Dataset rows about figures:
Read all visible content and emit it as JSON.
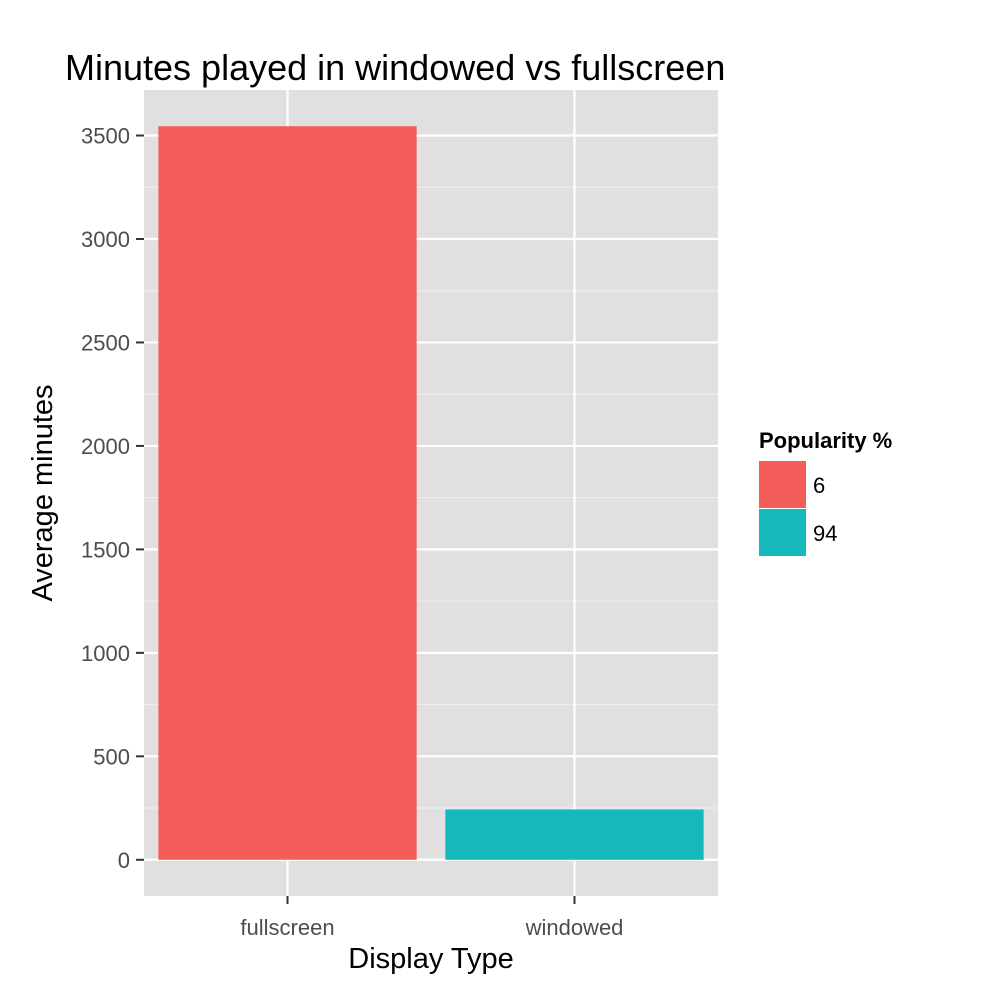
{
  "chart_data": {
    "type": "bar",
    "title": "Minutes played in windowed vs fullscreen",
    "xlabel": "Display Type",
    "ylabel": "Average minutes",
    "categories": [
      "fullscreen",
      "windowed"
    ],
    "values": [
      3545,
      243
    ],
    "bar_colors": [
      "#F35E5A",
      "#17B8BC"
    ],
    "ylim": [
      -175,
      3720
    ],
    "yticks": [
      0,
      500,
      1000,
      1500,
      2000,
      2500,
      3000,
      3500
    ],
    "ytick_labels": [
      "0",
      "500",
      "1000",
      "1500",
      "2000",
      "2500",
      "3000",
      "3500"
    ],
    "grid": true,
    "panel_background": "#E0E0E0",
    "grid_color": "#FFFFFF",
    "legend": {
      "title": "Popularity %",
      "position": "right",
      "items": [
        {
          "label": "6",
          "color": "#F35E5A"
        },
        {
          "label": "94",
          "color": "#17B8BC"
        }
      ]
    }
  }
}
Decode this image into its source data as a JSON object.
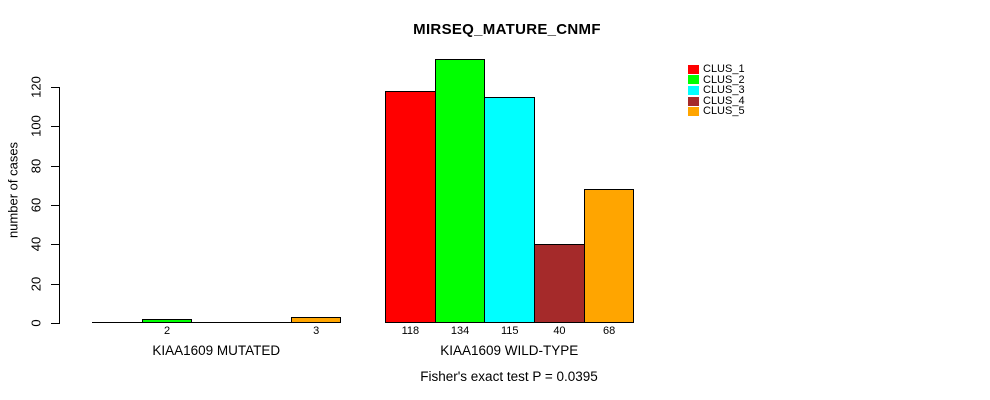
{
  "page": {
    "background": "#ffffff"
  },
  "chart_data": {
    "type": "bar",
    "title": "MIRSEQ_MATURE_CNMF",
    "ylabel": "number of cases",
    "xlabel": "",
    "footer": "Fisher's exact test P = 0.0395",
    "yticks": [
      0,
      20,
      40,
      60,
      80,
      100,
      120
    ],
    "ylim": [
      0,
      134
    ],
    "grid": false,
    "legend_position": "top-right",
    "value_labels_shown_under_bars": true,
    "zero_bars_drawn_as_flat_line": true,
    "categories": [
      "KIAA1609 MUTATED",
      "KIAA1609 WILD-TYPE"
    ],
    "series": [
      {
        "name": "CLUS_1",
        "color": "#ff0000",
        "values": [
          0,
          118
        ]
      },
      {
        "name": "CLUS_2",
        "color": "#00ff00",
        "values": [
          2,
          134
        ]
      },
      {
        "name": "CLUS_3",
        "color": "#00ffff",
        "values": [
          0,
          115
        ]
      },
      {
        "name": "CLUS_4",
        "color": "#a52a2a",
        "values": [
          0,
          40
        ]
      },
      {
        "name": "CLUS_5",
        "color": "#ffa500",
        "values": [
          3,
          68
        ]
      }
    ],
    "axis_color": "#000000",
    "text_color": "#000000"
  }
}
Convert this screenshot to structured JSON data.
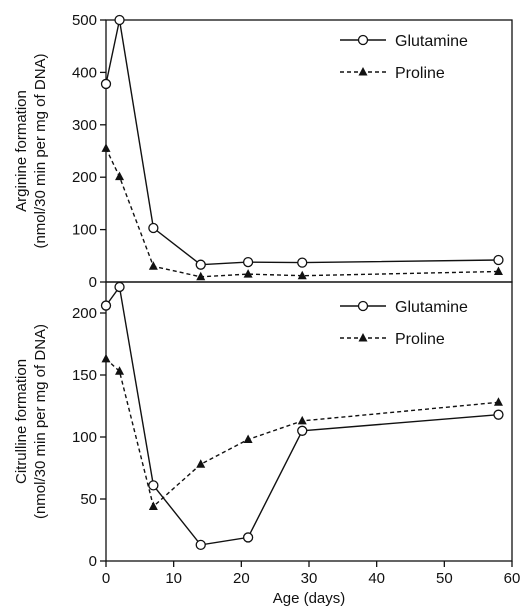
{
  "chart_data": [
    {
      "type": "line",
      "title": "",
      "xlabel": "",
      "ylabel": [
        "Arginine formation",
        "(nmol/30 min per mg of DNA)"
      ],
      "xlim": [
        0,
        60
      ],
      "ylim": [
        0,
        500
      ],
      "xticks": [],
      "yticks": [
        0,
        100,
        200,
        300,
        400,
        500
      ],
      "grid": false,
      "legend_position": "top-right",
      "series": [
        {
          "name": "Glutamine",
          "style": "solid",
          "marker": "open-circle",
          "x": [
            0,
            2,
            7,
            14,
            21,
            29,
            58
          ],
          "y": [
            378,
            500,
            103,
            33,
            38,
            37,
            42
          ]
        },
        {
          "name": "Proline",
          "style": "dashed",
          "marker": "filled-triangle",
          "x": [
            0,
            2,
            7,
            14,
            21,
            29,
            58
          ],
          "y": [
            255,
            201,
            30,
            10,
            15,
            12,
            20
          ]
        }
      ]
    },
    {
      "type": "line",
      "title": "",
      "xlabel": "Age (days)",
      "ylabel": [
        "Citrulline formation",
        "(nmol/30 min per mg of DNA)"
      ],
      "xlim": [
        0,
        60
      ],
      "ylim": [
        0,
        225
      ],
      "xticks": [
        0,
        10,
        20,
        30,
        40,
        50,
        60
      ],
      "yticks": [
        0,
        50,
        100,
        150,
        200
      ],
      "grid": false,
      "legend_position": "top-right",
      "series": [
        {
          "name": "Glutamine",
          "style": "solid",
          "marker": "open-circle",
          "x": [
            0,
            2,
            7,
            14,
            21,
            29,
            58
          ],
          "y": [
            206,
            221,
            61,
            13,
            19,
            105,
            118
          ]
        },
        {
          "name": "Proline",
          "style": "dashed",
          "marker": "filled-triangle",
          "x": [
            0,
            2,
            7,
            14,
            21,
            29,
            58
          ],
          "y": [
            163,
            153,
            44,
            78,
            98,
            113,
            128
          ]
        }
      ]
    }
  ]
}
--
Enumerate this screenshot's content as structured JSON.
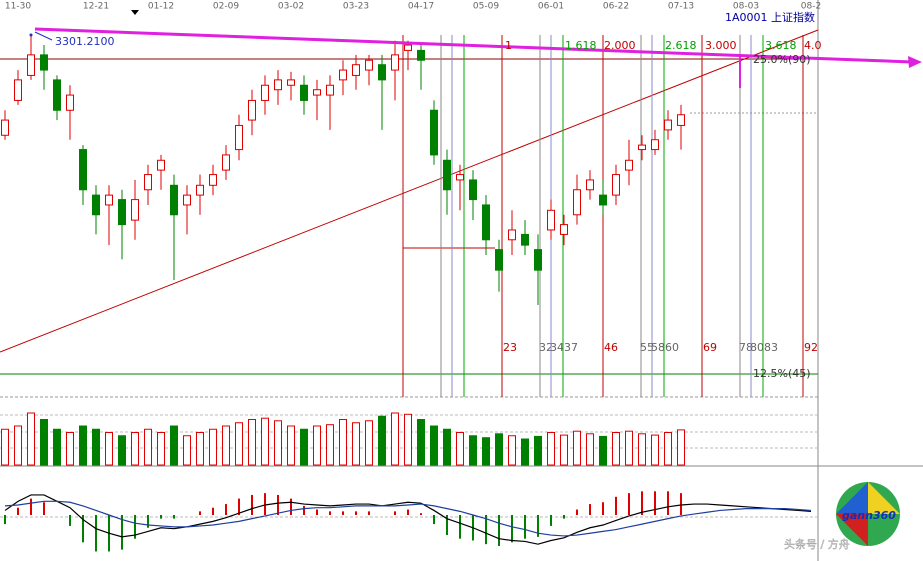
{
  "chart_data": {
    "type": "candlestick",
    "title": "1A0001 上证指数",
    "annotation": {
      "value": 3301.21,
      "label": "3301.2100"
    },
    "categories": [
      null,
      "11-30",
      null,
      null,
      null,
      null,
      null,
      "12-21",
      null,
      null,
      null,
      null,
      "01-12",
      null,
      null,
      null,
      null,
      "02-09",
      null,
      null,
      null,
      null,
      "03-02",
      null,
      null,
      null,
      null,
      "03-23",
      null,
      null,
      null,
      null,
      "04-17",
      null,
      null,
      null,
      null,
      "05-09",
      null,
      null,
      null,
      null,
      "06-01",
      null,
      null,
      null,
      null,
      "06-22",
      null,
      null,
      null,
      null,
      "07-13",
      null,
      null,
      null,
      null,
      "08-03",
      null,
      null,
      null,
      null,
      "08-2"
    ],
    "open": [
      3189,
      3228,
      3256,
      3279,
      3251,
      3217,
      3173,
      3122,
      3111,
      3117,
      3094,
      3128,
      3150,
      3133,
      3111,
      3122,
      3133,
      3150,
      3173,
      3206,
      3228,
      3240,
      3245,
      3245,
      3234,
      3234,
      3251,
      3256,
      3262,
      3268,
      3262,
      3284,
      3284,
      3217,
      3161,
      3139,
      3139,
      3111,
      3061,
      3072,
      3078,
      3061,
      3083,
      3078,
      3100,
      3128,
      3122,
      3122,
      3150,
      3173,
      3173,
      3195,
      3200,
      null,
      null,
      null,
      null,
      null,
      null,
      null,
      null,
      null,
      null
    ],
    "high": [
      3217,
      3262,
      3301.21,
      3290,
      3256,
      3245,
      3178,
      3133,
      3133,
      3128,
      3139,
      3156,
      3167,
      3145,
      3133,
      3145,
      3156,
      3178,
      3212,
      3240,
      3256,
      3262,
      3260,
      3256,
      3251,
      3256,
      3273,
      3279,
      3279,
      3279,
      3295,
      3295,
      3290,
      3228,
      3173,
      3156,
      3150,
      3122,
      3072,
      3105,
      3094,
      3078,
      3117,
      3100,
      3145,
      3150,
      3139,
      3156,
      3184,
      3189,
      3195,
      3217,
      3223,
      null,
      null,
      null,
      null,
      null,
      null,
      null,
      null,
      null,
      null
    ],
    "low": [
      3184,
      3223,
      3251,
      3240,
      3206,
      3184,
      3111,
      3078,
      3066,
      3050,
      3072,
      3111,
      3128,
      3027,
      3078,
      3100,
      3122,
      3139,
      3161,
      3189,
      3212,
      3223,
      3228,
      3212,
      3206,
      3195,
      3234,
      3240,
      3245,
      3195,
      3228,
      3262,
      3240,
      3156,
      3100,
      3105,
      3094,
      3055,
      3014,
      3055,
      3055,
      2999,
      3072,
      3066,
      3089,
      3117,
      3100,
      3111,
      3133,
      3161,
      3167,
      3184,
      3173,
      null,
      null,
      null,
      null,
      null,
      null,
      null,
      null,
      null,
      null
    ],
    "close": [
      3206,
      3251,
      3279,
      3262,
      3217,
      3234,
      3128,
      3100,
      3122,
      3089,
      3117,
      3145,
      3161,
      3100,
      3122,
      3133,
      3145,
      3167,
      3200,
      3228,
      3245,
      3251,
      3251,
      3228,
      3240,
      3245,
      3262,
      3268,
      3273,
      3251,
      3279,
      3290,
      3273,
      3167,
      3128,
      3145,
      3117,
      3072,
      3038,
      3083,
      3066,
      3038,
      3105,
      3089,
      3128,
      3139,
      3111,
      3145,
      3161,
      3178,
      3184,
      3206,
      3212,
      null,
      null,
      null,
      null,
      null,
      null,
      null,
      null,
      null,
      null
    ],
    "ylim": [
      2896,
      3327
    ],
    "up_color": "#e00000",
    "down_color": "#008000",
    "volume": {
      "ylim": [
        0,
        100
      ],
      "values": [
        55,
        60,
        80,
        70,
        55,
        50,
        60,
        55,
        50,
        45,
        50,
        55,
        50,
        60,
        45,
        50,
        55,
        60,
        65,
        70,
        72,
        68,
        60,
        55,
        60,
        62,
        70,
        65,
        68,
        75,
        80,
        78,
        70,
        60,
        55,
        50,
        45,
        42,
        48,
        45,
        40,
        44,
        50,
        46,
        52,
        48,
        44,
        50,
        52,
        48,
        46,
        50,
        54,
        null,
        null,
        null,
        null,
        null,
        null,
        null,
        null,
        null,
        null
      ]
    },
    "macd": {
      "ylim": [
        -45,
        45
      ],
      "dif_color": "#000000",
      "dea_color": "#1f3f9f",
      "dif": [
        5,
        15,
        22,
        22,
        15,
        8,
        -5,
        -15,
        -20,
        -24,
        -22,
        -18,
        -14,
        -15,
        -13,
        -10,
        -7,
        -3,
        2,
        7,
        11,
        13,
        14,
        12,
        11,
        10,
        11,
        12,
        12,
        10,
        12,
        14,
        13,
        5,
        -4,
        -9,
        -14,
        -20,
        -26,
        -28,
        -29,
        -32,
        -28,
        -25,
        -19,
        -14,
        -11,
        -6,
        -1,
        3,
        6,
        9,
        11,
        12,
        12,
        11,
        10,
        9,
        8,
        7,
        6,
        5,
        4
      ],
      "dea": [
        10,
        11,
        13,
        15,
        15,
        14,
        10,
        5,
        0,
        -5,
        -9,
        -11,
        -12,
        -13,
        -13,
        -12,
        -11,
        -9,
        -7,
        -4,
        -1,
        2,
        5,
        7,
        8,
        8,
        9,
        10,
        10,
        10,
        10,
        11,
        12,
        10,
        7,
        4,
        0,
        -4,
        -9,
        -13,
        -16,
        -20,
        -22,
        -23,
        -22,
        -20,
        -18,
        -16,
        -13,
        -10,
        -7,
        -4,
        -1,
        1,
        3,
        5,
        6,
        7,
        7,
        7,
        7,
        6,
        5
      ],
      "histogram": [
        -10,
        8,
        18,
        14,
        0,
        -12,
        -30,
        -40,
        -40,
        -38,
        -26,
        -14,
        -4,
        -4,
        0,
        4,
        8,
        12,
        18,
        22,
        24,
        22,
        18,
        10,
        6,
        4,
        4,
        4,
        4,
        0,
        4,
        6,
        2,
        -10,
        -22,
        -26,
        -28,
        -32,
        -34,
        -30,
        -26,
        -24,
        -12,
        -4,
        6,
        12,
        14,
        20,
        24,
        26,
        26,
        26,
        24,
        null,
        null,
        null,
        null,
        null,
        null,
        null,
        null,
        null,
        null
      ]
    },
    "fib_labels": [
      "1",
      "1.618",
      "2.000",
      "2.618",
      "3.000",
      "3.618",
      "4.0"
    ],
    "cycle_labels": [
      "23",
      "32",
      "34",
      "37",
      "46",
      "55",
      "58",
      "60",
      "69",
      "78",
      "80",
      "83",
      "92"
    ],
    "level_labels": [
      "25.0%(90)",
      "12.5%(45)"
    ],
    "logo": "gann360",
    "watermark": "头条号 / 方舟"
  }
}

▸ Work to do
Check each line above for the string "xlabel" and show the ones that have it.

▸ Output below
    "xlabel": "Display Type",
    "xlabel": "",
      "xlabel": "",
      "xlabel": "Age (days)",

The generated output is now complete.